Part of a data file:
···

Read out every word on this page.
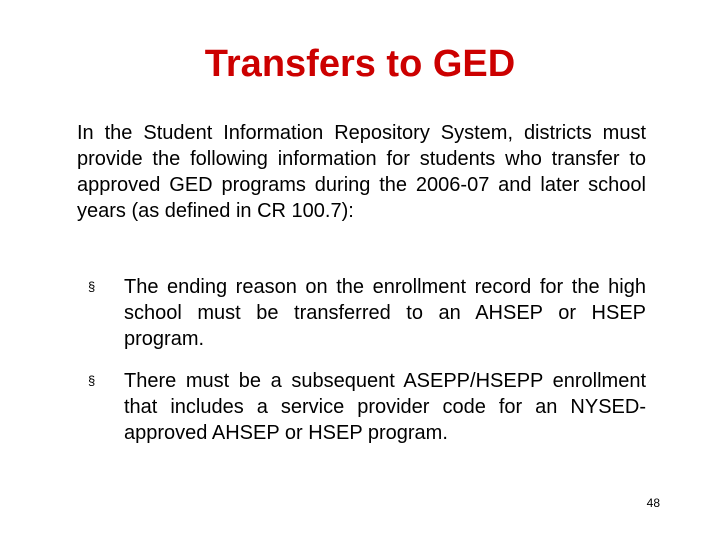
Transfers to GED

In the Student Information Repository System, districts must provide the following information for students who transfer to approved GED programs during the 2006-07 and later school years (as defined in CR 100.7):

§	The ending reason on the enrollment record for the high school must be transferred to an AHSEP or HSEP program.
§	There must be a subsequent ASEPP/HSEPP enrollment that includes a service provider code for an NYSED-approved AHSEP or HSEP program.
48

···

Instruction
Copy every line of the records above that holds the word "AHSEP".

Solution for this exercise
§	The ending reason on the enrollment record for the high school must be transferred to an AHSEP or HSEP program.
§	There must be a subsequent ASEPP/HSEPP enrollment that includes a service provider code for an NYSED-approved AHSEP or HSEP program.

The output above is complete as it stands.